__WHAT IS EXPECTED__.
Give the entries again exactly, every one of them.

--- START ---

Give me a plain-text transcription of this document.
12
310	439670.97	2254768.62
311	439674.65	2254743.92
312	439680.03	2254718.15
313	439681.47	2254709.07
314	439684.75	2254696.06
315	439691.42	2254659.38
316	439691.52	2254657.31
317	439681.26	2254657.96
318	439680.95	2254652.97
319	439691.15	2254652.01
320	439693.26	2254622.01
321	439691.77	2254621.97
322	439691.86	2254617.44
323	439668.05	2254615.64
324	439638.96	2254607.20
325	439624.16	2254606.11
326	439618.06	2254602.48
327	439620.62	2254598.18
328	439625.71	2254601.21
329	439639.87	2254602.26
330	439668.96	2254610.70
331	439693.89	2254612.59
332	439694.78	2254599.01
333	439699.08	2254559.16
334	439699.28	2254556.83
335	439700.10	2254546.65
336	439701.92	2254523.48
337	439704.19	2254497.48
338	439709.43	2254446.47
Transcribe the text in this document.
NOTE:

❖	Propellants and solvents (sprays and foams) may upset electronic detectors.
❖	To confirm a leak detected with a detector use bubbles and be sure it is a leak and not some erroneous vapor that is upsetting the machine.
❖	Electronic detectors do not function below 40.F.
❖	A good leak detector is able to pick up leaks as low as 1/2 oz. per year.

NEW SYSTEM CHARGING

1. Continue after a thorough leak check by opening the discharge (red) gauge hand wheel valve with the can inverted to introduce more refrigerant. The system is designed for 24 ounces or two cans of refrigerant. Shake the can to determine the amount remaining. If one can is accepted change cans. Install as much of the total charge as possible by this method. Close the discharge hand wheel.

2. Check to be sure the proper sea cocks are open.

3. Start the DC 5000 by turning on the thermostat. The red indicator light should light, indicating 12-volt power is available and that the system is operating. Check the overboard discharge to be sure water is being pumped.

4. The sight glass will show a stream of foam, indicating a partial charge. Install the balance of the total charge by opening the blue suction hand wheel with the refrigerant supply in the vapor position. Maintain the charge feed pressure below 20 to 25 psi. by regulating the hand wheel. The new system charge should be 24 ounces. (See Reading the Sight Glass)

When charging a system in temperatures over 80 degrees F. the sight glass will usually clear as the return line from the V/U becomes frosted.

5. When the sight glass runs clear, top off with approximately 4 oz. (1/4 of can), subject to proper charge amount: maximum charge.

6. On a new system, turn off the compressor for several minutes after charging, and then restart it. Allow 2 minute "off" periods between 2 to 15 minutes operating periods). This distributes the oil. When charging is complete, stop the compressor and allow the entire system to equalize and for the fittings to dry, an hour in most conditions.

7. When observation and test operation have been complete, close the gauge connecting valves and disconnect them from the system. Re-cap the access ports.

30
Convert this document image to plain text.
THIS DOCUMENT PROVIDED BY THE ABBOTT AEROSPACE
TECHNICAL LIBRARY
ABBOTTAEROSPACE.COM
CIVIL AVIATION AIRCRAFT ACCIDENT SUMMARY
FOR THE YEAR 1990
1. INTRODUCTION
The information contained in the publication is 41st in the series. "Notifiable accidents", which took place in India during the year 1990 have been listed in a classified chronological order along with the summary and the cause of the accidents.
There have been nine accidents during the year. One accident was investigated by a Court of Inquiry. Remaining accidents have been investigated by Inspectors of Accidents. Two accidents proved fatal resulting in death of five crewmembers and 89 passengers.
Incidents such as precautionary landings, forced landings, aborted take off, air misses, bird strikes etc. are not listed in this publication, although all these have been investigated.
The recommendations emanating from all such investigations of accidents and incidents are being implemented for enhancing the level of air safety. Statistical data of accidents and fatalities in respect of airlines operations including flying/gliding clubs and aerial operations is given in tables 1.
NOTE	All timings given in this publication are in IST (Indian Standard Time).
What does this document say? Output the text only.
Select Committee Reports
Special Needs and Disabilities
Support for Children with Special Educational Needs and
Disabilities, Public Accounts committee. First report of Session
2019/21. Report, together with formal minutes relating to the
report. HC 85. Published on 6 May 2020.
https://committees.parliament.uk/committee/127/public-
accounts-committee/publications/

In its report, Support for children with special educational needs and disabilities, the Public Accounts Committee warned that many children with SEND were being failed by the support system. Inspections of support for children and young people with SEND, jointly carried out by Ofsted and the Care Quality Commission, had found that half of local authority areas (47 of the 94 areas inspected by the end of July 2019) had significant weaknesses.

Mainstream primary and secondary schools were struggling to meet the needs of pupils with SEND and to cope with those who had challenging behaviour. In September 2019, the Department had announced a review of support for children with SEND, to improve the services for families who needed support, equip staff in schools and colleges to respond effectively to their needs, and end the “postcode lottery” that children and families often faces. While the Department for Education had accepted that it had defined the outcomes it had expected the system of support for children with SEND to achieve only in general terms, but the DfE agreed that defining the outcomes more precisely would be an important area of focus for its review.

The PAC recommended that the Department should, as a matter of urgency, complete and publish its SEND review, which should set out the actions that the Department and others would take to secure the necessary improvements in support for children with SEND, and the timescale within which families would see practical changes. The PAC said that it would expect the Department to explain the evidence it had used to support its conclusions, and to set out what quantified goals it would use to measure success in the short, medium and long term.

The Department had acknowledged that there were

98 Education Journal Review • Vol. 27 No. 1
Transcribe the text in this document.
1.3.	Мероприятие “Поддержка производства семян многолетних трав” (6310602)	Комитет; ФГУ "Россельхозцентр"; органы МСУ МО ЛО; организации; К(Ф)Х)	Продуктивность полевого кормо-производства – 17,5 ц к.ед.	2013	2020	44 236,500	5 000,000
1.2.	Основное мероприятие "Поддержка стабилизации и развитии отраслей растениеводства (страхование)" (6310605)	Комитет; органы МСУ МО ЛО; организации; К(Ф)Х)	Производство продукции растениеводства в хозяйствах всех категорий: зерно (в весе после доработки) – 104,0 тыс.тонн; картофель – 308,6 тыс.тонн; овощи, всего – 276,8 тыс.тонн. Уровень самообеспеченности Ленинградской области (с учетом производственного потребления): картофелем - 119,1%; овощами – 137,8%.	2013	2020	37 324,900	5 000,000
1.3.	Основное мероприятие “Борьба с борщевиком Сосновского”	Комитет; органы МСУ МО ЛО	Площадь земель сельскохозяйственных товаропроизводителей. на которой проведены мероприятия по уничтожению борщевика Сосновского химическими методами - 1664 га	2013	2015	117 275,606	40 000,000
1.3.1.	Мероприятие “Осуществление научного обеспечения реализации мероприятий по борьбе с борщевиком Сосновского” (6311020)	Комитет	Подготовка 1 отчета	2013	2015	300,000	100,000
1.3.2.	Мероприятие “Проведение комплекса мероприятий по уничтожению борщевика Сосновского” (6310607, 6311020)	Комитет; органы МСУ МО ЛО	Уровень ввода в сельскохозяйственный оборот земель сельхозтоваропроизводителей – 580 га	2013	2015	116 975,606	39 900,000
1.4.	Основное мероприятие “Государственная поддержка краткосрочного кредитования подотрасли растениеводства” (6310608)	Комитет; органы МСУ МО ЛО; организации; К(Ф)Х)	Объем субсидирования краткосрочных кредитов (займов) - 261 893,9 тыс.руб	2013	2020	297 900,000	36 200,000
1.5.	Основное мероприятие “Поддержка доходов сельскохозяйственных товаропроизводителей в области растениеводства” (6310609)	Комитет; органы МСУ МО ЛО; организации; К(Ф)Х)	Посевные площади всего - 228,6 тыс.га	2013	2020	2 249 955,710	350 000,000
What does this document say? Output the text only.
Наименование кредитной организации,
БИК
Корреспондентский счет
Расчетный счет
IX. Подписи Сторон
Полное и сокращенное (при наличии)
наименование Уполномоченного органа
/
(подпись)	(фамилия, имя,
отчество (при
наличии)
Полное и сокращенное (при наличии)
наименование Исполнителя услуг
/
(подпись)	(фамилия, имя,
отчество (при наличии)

--- END ---

__RESULT BELOW__.
Give me a plain-text transcription of this document.
12
310	439670.97	2254768.62
311	439674.65	2254743.92
312	439680.03	2254718.15
313	439681.47	2254709.07
314	439684.75	2254696.06
315	439691.42	2254659.38
316	439691.52	2254657.31
317	439681.26	2254657.96
318	439680.95	2254652.97
319	439691.15	2254652.01
320	439693.26	2254622.01
321	439691.77	2254621.97
322	439691.86	2254617.44
323	439668.05	2254615.64
324	439638.96	2254607.20
325	439624.16	2254606.11
326	439618.06	2254602.48
327	439620.62	2254598.18
328	439625.71	2254601.21
329	439639.87	2254602.26
330	439668.96	2254610.70
331	439693.89	2254612.59
332	439694.78	2254599.01
333	439699.08	2254559.16
334	439699.28	2254556.83
335	439700.10	2254546.65
336	439701.92	2254523.48
337	439704.19	2254497.48
338	439709.43	2254446.47
Transcribe the text in this document.
NOTE:

❖	Propellants and solvents (sprays and foams) may upset electronic detectors.
❖	To confirm a leak detected with a detector use bubbles and be sure it is a leak and not some erroneous vapor that is upsetting the machine.
❖	Electronic detectors do not function below 40.F.
❖	A good leak detector is able to pick up leaks as low as 1/2 oz. per year.

NEW SYSTEM CHARGING

1. Continue after a thorough leak check by opening the discharge (red) gauge hand wheel valve with the can inverted to introduce more refrigerant. The system is designed for 24 ounces or two cans of refrigerant. Shake the can to determine the amount remaining. If one can is accepted change cans. Install as much of the total charge as possible by this method. Close the discharge hand wheel.

2. Check to be sure the proper sea cocks are open.

3. Start the DC 5000 by turning on the thermostat. The red indicator light should light, indicating 12-volt power is available and that the system is operating. Check the overboard discharge to be sure water is being pumped.

4. The sight glass will show a stream of foam, indicating a partial charge. Install the balance of the total charge by opening the blue suction hand wheel with the refrigerant supply in the vapor position. Maintain the charge feed pressure below 20 to 25 psi. by regulating the hand wheel. The new system charge should be 24 ounces. (See Reading the Sight Glass)

When charging a system in temperatures over 80 degrees F. the sight glass will usually clear as the return line from the V/U becomes frosted.

5. When the sight glass runs clear, top off with approximately 4 oz. (1/4 of can), subject to proper charge amount: maximum charge.

6. On a new system, turn off the compressor for several minutes after charging, and then restart it. Allow 2 minute "off" periods between 2 to 15 minutes operating periods). This distributes the oil. When charging is complete, stop the compressor and allow the entire system to equalize and for the fittings to dry, an hour in most conditions.

7. When observation and test operation have been complete, close the gauge connecting valves and disconnect them from the system. Re-cap the access ports.

30
Convert this document image to plain text.
THIS DOCUMENT PROVIDED BY THE ABBOTT AEROSPACE
TECHNICAL LIBRARY
ABBOTTAEROSPACE.COM
CIVIL AVIATION AIRCRAFT ACCIDENT SUMMARY
FOR THE YEAR 1990
1. INTRODUCTION
The information contained in the publication is 41st in the series. "Notifiable accidents", which took place in India during the year 1990 have been listed in a classified chronological order along with the summary and the cause of the accidents.
There have been nine accidents during the year. One accident was investigated by a Court of Inquiry. Remaining accidents have been investigated by Inspectors of Accidents. Two accidents proved fatal resulting in death of five crewmembers and 89 passengers.
Incidents such as precautionary landings, forced landings, aborted take off, air misses, bird strikes etc. are not listed in this publication, although all these have been investigated.
The recommendations emanating from all such investigations of accidents and incidents are being implemented for enhancing the level of air safety. Statistical data of accidents and fatalities in respect of airlines operations including flying/gliding clubs and aerial operations is given in tables 1.
NOTE	All timings given in this publication are in IST (Indian Standard Time).
What does this document say? Output the text only.
Select Committee Reports
Special Needs and Disabilities
Support for Children with Special Educational Needs and
Disabilities, Public Accounts committee. First report of Session
2019/21. Report, together with formal minutes relating to the
report. HC 85. Published on 6 May 2020.
https://committees.parliament.uk/committee/127/public-
accounts-committee/publications/

In its report, Support for children with special educational needs and disabilities, the Public Accounts Committee warned that many children with SEND were being failed by the support system. Inspections of support for children and young people with SEND, jointly carried out by Ofsted and the Care Quality Commission, had found that half of local authority areas (47 of the 94 areas inspected by the end of July 2019) had significant weaknesses.

Mainstream primary and secondary schools were struggling to meet the needs of pupils with SEND and to cope with those who had challenging behaviour. In September 2019, the Department had announced a review of support for children with SEND, to improve the services for families who needed support, equip staff in schools and colleges to respond effectively to their needs, and end the “postcode lottery” that children and families often faces. While the Department for Education had accepted that it had defined the outcomes it had expected the system of support for children with SEND to achieve only in general terms, but the DfE agreed that defining the outcomes more precisely would be an important area of focus for its review.

The PAC recommended that the Department should, as a matter of urgency, complete and publish its SEND review, which should set out the actions that the Department and others would take to secure the necessary improvements in support for children with SEND, and the timescale within which families would see practical changes. The PAC said that it would expect the Department to explain the evidence it had used to support its conclusions, and to set out what quantified goals it would use to measure success in the short, medium and long term.

The Department had acknowledged that there were

98 Education Journal Review • Vol. 27 No. 1
Transcribe the text in this document.
1.3.	Мероприятие “Поддержка производства семян многолетних трав” (6310602)	Комитет; ФГУ "Россельхозцентр"; органы МСУ МО ЛО; организации; К(Ф)Х)	Продуктивность полевого кормо-производства – 17,5 ц к.ед.	2013	2020	44 236,500	5 000,000
1.2.	Основное мероприятие "Поддержка стабилизации и развитии отраслей растениеводства (страхование)" (6310605)	Комитет; органы МСУ МО ЛО; организации; К(Ф)Х)	Производство продукции растениеводства в хозяйствах всех категорий: зерно (в весе после доработки) – 104,0 тыс.тонн; картофель – 308,6 тыс.тонн; овощи, всего – 276,8 тыс.тонн. Уровень самообеспеченности Ленинградской области (с учетом производственного потребления): картофелем - 119,1%; овощами – 137,8%.	2013	2020	37 324,900	5 000,000
1.3.	Основное мероприятие “Борьба с борщевиком Сосновского”	Комитет; органы МСУ МО ЛО	Площадь земель сельскохозяйственных товаропроизводителей. на которой проведены мероприятия по уничтожению борщевика Сосновского химическими методами - 1664 га	2013	2015	117 275,606	40 000,000
1.3.1.	Мероприятие “Осуществление научного обеспечения реализации мероприятий по борьбе с борщевиком Сосновского” (6311020)	Комитет	Подготовка 1 отчета	2013	2015	300,000	100,000
1.3.2.	Мероприятие “Проведение комплекса мероприятий по уничтожению борщевика Сосновского” (6310607, 6311020)	Комитет; органы МСУ МО ЛО	Уровень ввода в сельскохозяйственный оборот земель сельхозтоваропроизводителей – 580 га	2013	2015	116 975,606	39 900,000
1.4.	Основное мероприятие “Государственная поддержка краткосрочного кредитования подотрасли растениеводства” (6310608)	Комитет; органы МСУ МО ЛО; организации; К(Ф)Х)	Объем субсидирования краткосрочных кредитов (займов) - 261 893,9 тыс.руб	2013	2020	297 900,000	36 200,000
1.5.	Основное мероприятие “Поддержка доходов сельскохозяйственных товаропроизводителей в области растениеводства” (6310609)	Комитет; органы МСУ МО ЛО; организации; К(Ф)Х)	Посевные площади всего - 228,6 тыс.га	2013	2020	2 249 955,710	350 000,000
What does this document say? Output the text only.
Наименование кредитной организации,
БИК
Корреспондентский счет
Расчетный счет
IX. Подписи Сторон
Полное и сокращенное (при наличии)
наименование Уполномоченного органа
/
(подпись)	(фамилия, имя,
отчество (при
наличии)
Полное и сокращенное (при наличии)
наименование Исполнителя услуг
/
(подпись)	(фамилия, имя,
отчество (при наличии)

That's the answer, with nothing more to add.